* **Task description**: In the listing that follows, count each line where the word "utilgjengelig" appears; write nothing but the count.

* **Task input**:
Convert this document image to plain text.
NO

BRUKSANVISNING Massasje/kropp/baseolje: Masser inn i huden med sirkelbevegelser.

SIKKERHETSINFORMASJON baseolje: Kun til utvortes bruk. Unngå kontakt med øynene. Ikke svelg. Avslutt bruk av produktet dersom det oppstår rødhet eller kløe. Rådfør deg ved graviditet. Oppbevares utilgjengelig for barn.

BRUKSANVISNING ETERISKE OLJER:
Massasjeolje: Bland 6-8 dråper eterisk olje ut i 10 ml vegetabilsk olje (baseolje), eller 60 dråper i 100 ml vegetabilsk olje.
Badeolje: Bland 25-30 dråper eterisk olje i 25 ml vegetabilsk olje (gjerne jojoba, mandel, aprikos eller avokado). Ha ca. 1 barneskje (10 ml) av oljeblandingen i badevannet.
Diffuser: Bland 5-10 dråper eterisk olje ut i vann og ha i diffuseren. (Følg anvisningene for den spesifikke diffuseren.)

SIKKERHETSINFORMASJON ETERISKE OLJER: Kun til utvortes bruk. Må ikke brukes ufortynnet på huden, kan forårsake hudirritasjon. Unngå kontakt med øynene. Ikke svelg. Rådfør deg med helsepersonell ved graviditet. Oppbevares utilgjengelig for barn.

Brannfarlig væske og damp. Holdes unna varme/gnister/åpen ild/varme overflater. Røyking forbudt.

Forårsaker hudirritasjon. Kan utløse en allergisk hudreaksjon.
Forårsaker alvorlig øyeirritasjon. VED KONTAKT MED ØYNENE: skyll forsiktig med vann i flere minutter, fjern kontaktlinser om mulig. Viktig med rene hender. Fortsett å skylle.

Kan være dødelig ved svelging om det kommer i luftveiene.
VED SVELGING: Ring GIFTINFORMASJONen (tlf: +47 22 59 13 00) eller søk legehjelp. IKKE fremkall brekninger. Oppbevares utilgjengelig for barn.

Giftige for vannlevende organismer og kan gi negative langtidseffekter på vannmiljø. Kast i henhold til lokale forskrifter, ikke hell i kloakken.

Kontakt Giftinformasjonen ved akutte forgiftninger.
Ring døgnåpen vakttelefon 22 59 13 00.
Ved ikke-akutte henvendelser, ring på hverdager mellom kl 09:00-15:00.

* **Completed task**: 3